Dataset entries:
================

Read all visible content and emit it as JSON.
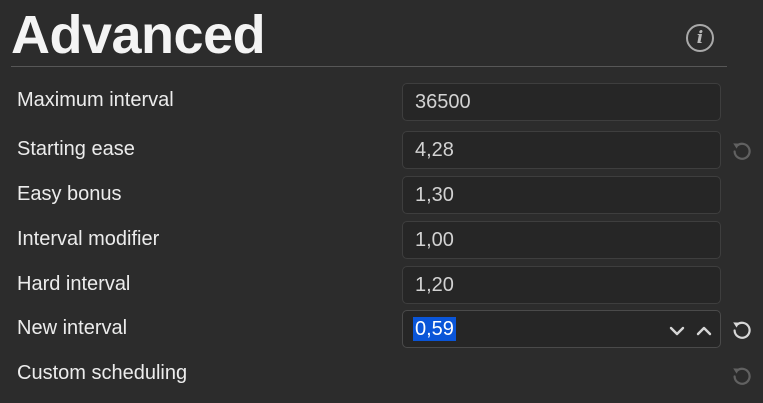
{
  "section": {
    "title": "Advanced",
    "info_icon": "i"
  },
  "rows": [
    {
      "label": "Maximum interval",
      "value": "36500"
    },
    {
      "label": "Starting ease",
      "value": "4,28"
    },
    {
      "label": "Easy bonus",
      "value": "1,30"
    },
    {
      "label": "Interval modifier",
      "value": "1,00"
    },
    {
      "label": "Hard interval",
      "value": "1,20"
    },
    {
      "label": "New interval",
      "value": "0,59"
    },
    {
      "label": "Custom scheduling"
    }
  ],
  "icons": {
    "info": "info-icon",
    "reset": "reset-icon",
    "increment": "chevron-up-icon",
    "decrement": "chevron-down-icon"
  },
  "colors": {
    "background": "#2c2c2c",
    "field_background": "#262626",
    "selection": "#0a55d8"
  }
}
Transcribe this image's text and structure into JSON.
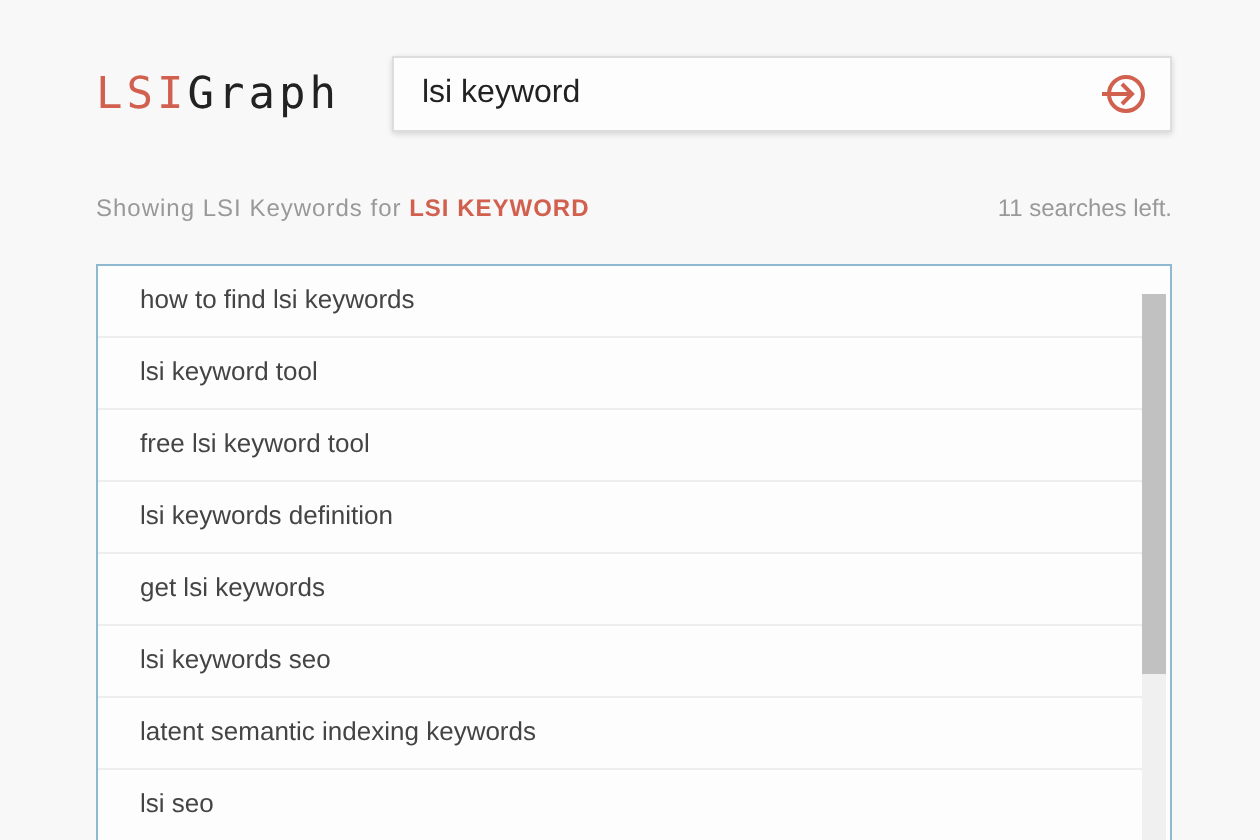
{
  "logo": {
    "accent": "LSI",
    "rest": "Graph"
  },
  "search": {
    "value": "lsi keyword"
  },
  "summary": {
    "prefix": "Showing LSI Keywords for",
    "term": "LSI KEYWORD",
    "remaining": "11 searches left."
  },
  "results": [
    {
      "text": "how to find lsi keywords"
    },
    {
      "text": "lsi keyword tool"
    },
    {
      "text": "free lsi keyword tool"
    },
    {
      "text": "lsi keywords definition"
    },
    {
      "text": "get lsi keywords"
    },
    {
      "text": "lsi keywords seo"
    },
    {
      "text": "latent semantic indexing keywords"
    },
    {
      "text": "lsi seo"
    }
  ]
}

================

• _WHAT IS BEING ASKED_
Omitting all images, print the listing exactly.

• _EXERCISE RESPONSE_
Read all visible content and emit it as JSON.
{
  "section": {
    "title": "Advanced",
    "info_icon": "i"
  },
  "rows": [
    {
      "label": "Maximum interval",
      "value": "36500"
    },
    {
      "label": "Starting ease",
      "value": "4,28"
    },
    {
      "label": "Easy bonus",
      "value": "1,30"
    },
    {
      "label": "Interval modifier",
      "value": "1,00"
    },
    {
      "label": "Hard interval",
      "value": "1,20"
    },
    {
      "label": "New interval",
      "value": "0,59"
    },
    {
      "label": "Custom scheduling"
    }
  ],
  "icons": {
    "info": "info-icon",
    "reset": "reset-icon",
    "increment": "chevron-up-icon",
    "decrement": "chevron-down-icon"
  },
  "colors": {
    "background": "#2c2c2c",
    "field_background": "#262626",
    "selection": "#0a55d8"
  }
}
Transcribe this image's text and structure into JSON.
{
  "logo": {
    "accent": "LSI",
    "rest": "Graph"
  },
  "search": {
    "value": "lsi keyword"
  },
  "summary": {
    "prefix": "Showing LSI Keywords for",
    "term": "LSI KEYWORD",
    "remaining": "11 searches left."
  },
  "results": [
    {
      "text": "how to find lsi keywords"
    },
    {
      "text": "lsi keyword tool"
    },
    {
      "text": "free lsi keyword tool"
    },
    {
      "text": "lsi keywords definition"
    },
    {
      "text": "get lsi keywords"
    },
    {
      "text": "lsi keywords seo"
    },
    {
      "text": "latent semantic indexing keywords"
    },
    {
      "text": "lsi seo"
    }
  ]
}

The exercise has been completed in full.